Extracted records
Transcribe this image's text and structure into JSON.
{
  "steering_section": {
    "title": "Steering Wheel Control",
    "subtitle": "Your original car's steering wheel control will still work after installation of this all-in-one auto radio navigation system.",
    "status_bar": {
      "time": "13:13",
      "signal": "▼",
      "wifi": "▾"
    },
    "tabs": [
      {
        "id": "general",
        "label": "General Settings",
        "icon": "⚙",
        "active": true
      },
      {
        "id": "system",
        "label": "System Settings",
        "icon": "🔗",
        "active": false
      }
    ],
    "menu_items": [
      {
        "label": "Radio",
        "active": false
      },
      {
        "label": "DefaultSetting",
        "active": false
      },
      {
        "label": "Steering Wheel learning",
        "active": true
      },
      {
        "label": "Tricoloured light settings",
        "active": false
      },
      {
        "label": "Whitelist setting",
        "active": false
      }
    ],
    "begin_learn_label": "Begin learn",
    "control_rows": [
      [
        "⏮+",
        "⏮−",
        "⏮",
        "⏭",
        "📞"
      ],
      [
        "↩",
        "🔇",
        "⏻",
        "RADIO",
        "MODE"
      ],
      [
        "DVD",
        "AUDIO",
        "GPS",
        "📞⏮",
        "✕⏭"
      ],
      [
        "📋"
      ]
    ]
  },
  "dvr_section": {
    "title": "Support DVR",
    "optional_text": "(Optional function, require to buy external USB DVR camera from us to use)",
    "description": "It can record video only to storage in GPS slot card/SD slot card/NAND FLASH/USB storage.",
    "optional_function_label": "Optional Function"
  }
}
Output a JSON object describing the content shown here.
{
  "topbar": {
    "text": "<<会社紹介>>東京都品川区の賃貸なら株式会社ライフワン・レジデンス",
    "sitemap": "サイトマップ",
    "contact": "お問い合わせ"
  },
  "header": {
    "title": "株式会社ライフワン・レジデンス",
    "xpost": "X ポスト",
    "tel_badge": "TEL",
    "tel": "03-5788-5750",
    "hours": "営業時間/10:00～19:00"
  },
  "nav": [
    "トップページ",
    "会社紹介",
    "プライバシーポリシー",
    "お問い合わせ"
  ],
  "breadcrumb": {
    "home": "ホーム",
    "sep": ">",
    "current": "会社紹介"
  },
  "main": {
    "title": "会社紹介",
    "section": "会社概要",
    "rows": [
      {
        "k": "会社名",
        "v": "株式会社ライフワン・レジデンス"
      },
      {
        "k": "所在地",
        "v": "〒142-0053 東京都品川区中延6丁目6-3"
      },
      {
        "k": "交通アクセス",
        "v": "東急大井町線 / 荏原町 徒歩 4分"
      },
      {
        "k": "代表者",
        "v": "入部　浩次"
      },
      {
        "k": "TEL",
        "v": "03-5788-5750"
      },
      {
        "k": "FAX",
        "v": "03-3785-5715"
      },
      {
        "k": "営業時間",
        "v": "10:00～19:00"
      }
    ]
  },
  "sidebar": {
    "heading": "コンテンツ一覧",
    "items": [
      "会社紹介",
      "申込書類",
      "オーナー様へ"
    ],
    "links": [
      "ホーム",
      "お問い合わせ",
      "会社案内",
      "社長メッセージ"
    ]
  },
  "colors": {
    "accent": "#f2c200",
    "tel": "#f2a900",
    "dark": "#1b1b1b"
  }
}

Exercise description: Extract every line above that contains the word "JSON".

Response:
Transcribe this image's text and structure into JSON.
Output a JSON object describing the content shown here.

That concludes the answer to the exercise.